What needs to be done:
Find how many lines of the listing include the string "value", and report only that figure.

--- START Task input ---

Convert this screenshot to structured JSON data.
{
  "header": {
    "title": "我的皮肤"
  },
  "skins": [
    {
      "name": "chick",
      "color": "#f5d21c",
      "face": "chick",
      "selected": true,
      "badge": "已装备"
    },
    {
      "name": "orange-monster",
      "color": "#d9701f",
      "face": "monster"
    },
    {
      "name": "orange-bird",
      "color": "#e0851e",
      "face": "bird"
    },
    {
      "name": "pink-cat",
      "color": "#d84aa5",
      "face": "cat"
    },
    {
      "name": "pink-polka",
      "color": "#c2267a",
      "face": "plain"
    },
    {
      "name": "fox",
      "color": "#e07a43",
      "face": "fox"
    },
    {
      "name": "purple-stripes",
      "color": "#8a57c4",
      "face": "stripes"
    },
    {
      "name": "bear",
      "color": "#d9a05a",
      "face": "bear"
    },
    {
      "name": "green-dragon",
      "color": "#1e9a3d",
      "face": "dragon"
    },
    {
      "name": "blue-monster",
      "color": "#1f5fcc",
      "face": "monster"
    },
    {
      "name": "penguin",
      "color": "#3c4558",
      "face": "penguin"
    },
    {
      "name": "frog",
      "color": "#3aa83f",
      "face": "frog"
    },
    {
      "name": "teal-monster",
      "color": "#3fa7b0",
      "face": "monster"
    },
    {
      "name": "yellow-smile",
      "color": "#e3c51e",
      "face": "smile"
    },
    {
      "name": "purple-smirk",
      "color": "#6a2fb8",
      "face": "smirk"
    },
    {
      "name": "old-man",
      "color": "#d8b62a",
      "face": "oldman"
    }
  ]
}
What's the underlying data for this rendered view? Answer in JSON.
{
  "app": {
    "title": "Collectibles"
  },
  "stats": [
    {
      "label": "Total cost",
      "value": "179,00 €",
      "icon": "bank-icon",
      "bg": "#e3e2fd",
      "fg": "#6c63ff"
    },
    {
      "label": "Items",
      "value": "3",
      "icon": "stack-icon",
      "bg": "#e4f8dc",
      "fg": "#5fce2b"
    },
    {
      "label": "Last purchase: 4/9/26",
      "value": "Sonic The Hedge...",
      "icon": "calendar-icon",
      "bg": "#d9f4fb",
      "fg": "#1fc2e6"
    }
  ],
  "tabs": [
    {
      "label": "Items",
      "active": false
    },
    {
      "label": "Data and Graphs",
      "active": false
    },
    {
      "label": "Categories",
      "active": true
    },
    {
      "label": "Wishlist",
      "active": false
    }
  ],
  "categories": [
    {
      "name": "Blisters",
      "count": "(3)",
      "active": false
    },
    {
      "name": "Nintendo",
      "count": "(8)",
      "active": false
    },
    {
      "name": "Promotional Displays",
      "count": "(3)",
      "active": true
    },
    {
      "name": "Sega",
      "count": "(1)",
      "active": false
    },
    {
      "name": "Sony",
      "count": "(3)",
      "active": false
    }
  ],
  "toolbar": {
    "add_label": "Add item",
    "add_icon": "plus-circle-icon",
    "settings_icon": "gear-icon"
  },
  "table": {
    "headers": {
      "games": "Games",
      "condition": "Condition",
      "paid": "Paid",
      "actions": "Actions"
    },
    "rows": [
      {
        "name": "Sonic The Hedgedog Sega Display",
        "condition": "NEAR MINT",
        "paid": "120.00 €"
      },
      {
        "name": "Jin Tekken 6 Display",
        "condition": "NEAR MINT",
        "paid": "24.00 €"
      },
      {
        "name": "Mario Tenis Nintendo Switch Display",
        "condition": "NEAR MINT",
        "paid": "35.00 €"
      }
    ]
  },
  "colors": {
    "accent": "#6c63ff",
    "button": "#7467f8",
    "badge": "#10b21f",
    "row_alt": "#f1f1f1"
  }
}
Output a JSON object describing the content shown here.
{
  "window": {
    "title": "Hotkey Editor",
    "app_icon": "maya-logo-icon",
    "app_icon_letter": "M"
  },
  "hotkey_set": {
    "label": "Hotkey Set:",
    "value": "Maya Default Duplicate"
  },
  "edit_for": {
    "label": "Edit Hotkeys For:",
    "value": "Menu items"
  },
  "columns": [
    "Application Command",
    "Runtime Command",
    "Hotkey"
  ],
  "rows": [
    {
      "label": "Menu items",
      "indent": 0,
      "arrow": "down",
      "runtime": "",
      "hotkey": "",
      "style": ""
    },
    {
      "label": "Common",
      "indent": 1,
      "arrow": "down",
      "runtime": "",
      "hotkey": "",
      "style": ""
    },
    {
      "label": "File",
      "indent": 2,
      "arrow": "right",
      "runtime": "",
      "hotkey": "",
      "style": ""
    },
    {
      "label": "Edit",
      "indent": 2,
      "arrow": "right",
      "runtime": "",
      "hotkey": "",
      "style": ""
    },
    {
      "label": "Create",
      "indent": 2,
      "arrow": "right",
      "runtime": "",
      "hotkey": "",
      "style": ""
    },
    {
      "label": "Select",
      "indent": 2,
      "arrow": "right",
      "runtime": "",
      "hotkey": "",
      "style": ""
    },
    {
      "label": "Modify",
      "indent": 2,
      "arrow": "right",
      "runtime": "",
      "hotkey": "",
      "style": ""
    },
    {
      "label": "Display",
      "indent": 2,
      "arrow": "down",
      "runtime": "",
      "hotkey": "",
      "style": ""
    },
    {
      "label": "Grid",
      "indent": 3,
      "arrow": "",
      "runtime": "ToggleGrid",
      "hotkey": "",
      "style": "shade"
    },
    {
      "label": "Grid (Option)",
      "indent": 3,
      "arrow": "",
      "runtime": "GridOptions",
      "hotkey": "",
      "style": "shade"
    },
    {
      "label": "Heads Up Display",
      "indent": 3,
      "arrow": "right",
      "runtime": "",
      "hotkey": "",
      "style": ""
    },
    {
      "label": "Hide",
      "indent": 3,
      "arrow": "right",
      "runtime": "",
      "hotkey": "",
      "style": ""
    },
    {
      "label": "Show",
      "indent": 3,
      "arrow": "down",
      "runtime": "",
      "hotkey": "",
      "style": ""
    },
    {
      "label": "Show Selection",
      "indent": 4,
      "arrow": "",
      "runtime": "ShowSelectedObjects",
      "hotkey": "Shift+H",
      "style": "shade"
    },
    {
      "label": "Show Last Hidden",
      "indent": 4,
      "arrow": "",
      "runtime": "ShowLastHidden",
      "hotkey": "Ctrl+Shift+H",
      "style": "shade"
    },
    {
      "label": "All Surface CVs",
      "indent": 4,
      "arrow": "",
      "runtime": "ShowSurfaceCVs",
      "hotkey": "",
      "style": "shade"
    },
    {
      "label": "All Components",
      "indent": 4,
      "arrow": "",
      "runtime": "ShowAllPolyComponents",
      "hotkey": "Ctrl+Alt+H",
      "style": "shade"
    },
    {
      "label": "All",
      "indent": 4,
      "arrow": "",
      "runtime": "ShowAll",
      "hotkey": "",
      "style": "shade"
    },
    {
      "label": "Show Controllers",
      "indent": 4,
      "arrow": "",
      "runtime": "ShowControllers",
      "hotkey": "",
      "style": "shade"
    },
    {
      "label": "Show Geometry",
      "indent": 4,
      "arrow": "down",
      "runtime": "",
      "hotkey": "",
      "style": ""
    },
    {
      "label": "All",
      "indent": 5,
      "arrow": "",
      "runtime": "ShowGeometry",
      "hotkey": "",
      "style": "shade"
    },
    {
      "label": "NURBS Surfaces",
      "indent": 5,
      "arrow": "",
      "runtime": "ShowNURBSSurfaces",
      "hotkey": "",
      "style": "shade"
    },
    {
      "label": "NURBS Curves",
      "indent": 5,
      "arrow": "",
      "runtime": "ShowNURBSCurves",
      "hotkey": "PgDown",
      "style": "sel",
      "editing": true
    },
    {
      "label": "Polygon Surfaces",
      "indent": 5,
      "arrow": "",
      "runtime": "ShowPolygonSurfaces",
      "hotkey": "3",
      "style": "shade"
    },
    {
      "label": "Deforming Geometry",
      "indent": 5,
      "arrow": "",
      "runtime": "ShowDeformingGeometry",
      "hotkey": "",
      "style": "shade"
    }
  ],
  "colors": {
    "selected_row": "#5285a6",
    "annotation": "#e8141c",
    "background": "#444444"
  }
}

--- END Task input ---

Output below:
5